WHAT YOU NEED TO DO
Every line with the string "name" should be gathered.

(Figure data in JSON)
──────────
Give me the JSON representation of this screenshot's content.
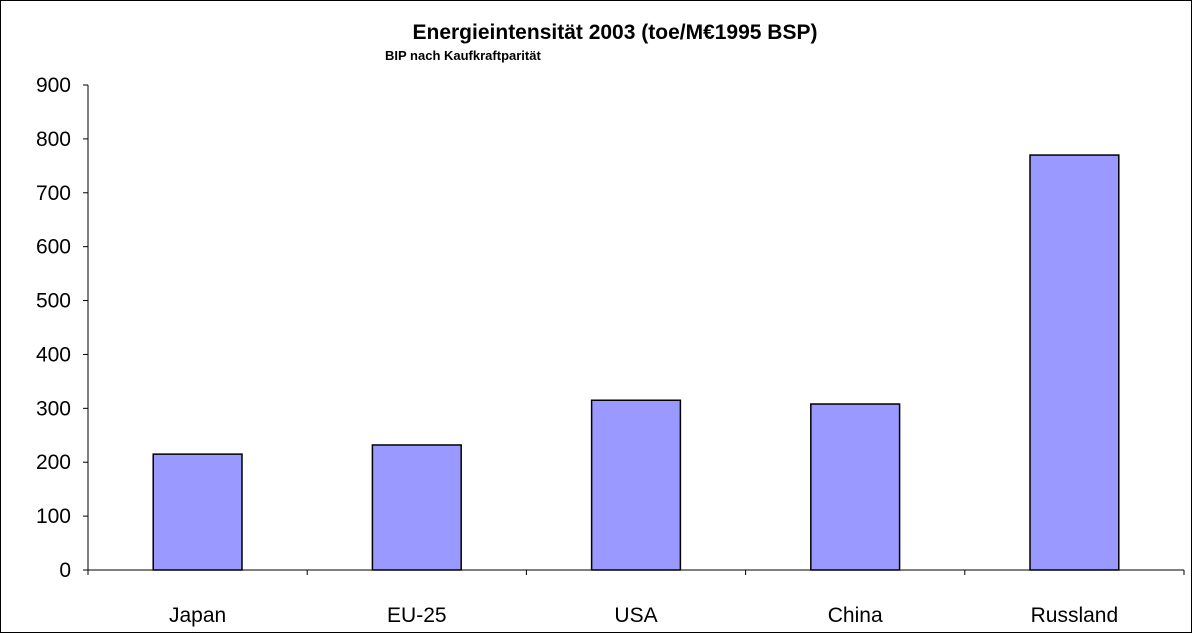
{
  "chart_data": {
    "type": "bar",
    "title": "Energieintensität 2003 (toe/M€1995 BSP)",
    "subtitle": "BIP nach Kaufkraftparität",
    "categories": [
      "Japan",
      "EU-25",
      "USA",
      "China",
      "Russland"
    ],
    "values": [
      215,
      232,
      315,
      308,
      770
    ],
    "ylim": [
      0,
      900
    ],
    "yticks": [
      0,
      100,
      200,
      300,
      400,
      500,
      600,
      700,
      800,
      900
    ],
    "bar_color": "#9999ff",
    "grid": false,
    "legend": "none",
    "xlabel": "",
    "ylabel": ""
  }
}
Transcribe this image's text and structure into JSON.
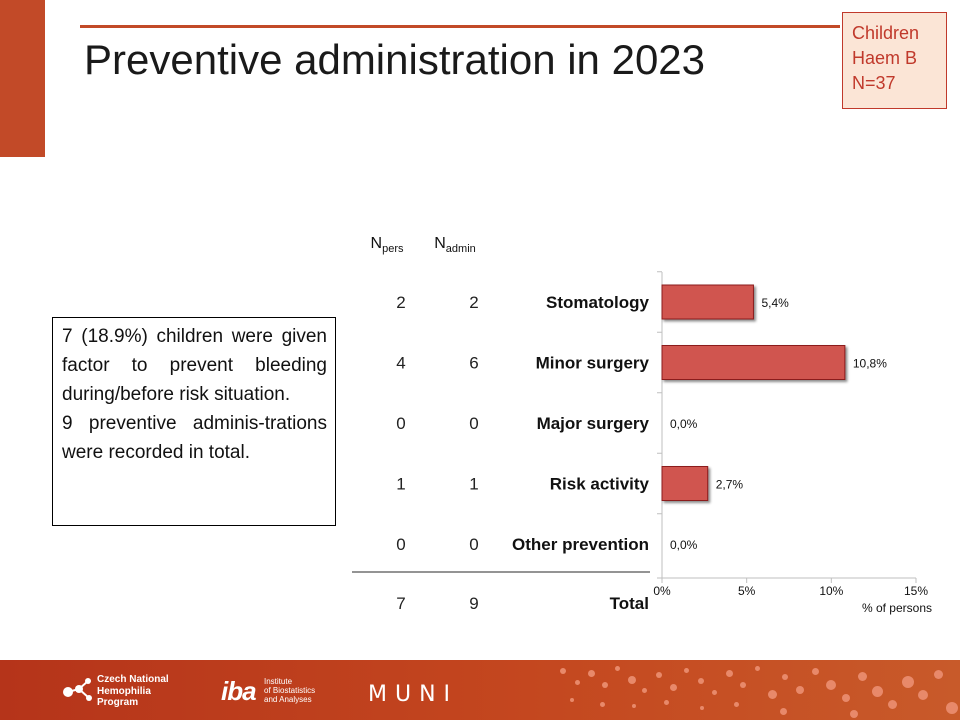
{
  "slide": {
    "title": "Preventive administration in 2023",
    "cohort": {
      "line1": "Children",
      "line2": "Haem B",
      "line3": "N=37"
    },
    "summary": [
      "7 (18.9%) children were given factor to prevent bleeding during/before risk situation.",
      "9 preventive adminis-trations were recorded in total."
    ]
  },
  "table": {
    "header_npers_main": "N",
    "header_npers_sub": "pers",
    "header_nadmin_main": "N",
    "header_nadmin_sub": "admin",
    "rows": [
      {
        "label": "Stomatology",
        "npers": "2",
        "nadmin": "2"
      },
      {
        "label": "Minor surgery",
        "npers": "4",
        "nadmin": "6"
      },
      {
        "label": "Major surgery",
        "npers": "0",
        "nadmin": "0"
      },
      {
        "label": "Risk activity",
        "npers": "1",
        "nadmin": "1"
      },
      {
        "label": "Other prevention",
        "npers": "0",
        "nadmin": "0"
      }
    ],
    "total": {
      "label": "Total",
      "npers": "7",
      "nadmin": "9"
    }
  },
  "chart_data": {
    "type": "bar",
    "orientation": "horizontal",
    "categories": [
      "Stomatology",
      "Minor surgery",
      "Major surgery",
      "Risk activity",
      "Other prevention"
    ],
    "values": [
      5.4,
      10.8,
      0.0,
      2.7,
      0.0
    ],
    "data_labels": [
      "5,4%",
      "10,8%",
      "0,0%",
      "2,7%",
      "0,0%"
    ],
    "xlim": [
      0,
      15
    ],
    "xticks": [
      0,
      5,
      10,
      15
    ],
    "xtick_labels": [
      "0%",
      "5%",
      "10%",
      "15%"
    ],
    "xlabel": "% of persons",
    "grid": false,
    "bar_color": "#d05450",
    "bar_edge_color": "#8b1a1a"
  },
  "footer": {
    "logo1": "Czech National\nHemophilia\nProgram",
    "logo2_mark": "iba",
    "logo2": "Institute\nof Biostatistics\nand Analyses",
    "logo3": "MUNI"
  },
  "colors": {
    "accent": "#c24a28",
    "cohort_text": "#c0392b",
    "cohort_bg": "#fbe5d6"
  }
}
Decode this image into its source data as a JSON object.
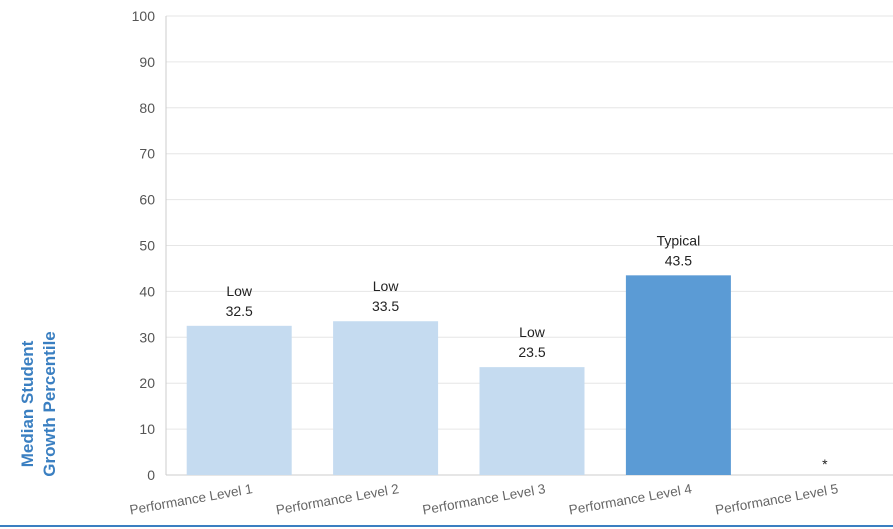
{
  "chart_data": {
    "type": "bar",
    "title": "",
    "xlabel": "",
    "ylabel": "Median Student Growth Percentile",
    "ylabel_lines": [
      "Median Student",
      "Growth Percentile"
    ],
    "ylim": [
      0,
      100
    ],
    "yticks": [
      0,
      10,
      20,
      30,
      40,
      50,
      60,
      70,
      80,
      90,
      100
    ],
    "grid": true,
    "legend": "none",
    "categories": [
      "Performance Level 1",
      "Performance Level 2",
      "Performance Level 3",
      "Performance Level 4",
      "Performance Level 5"
    ],
    "values": [
      32.5,
      33.5,
      23.5,
      43.5,
      null
    ],
    "value_labels": [
      "32.5",
      "33.5",
      "23.5",
      "43.5",
      "*"
    ],
    "growth_labels": [
      "Low",
      "Low",
      "Low",
      "Typical",
      ""
    ],
    "bar_colors": [
      "#c5dbf0",
      "#c5dbf0",
      "#c5dbf0",
      "#5b9bd5",
      "#c5dbf0"
    ],
    "gridline_color": "#e6e6e6",
    "axis_color": "#cccccc",
    "bottom_rule_color": "#3a7fc1"
  }
}
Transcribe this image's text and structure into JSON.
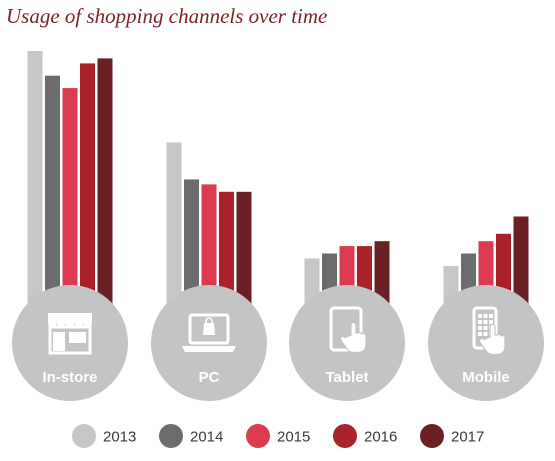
{
  "chart_data": {
    "type": "bar",
    "title": "Usage of shopping channels over time",
    "categories": [
      "In-store",
      "PC",
      "Tablet",
      "Mobile"
    ],
    "series": [
      {
        "name": "2013",
        "color": "#c7c7c7",
        "values": [
          100,
          63,
          16,
          13
        ]
      },
      {
        "name": "2014",
        "color": "#6c6c6e",
        "values": [
          90,
          48,
          18,
          18
        ]
      },
      {
        "name": "2015",
        "color": "#dc3a4f",
        "values": [
          85,
          46,
          21,
          23
        ]
      },
      {
        "name": "2016",
        "color": "#a92129",
        "values": [
          95,
          43,
          21,
          26
        ]
      },
      {
        "name": "2017",
        "color": "#6b2024",
        "values": [
          97,
          43,
          23,
          33
        ]
      }
    ],
    "icons": [
      "storefront-icon",
      "laptop-icon",
      "tablet-touch-icon",
      "mobile-touch-icon"
    ],
    "circle_color": "#c4c4c4",
    "legend_position": "bottom",
    "grid": false
  }
}
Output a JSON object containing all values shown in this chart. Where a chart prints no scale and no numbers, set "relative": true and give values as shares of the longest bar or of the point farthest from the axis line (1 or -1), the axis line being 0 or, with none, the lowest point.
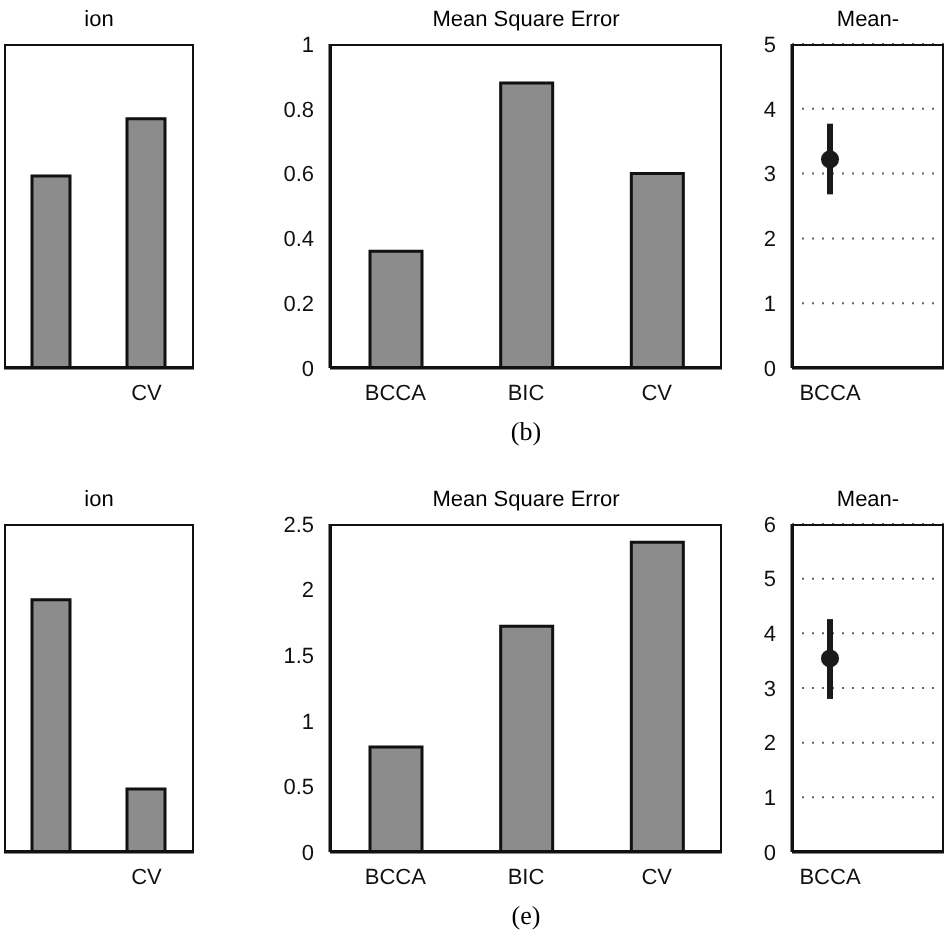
──────────
RESULT BELOW
        "name": "2013",
        "name": "2014",
        "name": "2015",
        "name": "2016",
        "name": "2017",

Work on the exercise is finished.